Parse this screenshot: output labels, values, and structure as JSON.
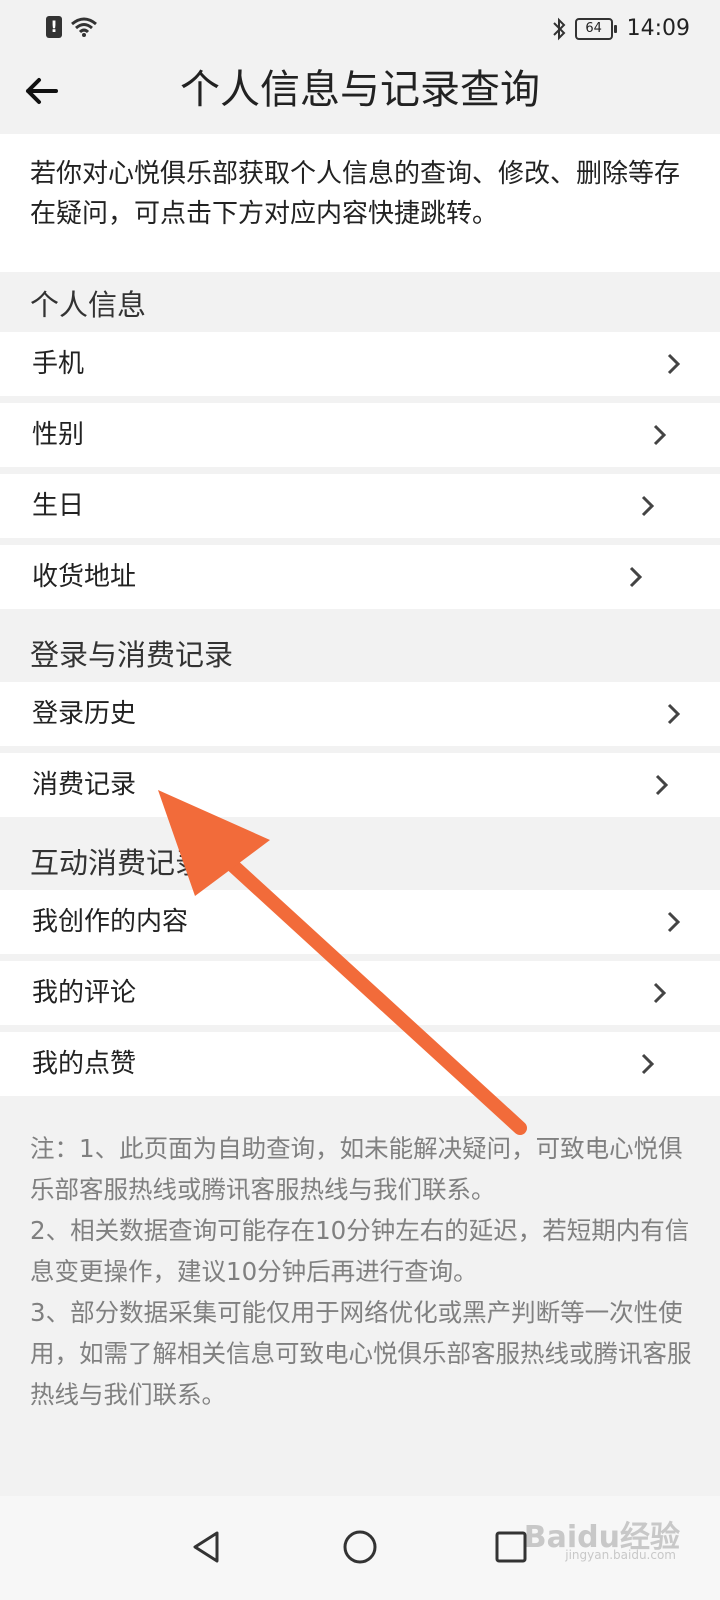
{
  "status_bar": {
    "time": "14:09",
    "battery": "64",
    "icons": [
      "alert-icon",
      "wifi-icon",
      "bluetooth-icon",
      "battery-icon"
    ]
  },
  "header": {
    "title": "个人信息与记录查询",
    "back_icon": "back-arrow-icon"
  },
  "intro": {
    "text": "若你对心悦俱乐部获取个人信息的查询、修改、删除等存在疑问，可点击下方对应内容快捷跳转。"
  },
  "sections": {
    "personal": {
      "title": "个人信息",
      "items": [
        "手机",
        "性别",
        "生日",
        "收货地址"
      ]
    },
    "login": {
      "title": "登录与消费记录",
      "items": [
        "登录历史",
        "消费记录"
      ]
    },
    "interaction": {
      "title": "互动消费记录",
      "items": [
        "我创作的内容",
        "我的评论",
        "我的点赞"
      ]
    }
  },
  "notes": {
    "line1": "注：1、此页面为自助查询，如未能解决疑问，可致电心悦俱乐部客服热线或腾讯客服热线与我们联系。",
    "line2": "2、相关数据查询可能存在10分钟左右的延迟，若短期内有信息变更操作，建议10分钟后再进行查询。",
    "line3": "3、部分数据采集可能仅用于网络优化或黑产判断等一次性使用，如需了解相关信息可致电心悦俱乐部客服热线或腾讯客服热线与我们联系。"
  },
  "nav_bar": {
    "icons": [
      "back-triangle-icon",
      "home-circle-icon",
      "recents-square-icon"
    ]
  },
  "watermark": {
    "text": "Baidu经验",
    "sub": "jingyan.baidu.com"
  },
  "colors": {
    "annotation_arrow": "#f26b3a",
    "background": "#f2f2f2",
    "row_background": "#ffffff"
  }
}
⁂
Your task is to gather all lines from the entries above that hold the word "text".

    "text": "若你对心悦俱乐部获取个人信息的查询、修改、删除等存在疑问，可点击下方对应内容快捷跳转。"
    "text": "Baidu经验",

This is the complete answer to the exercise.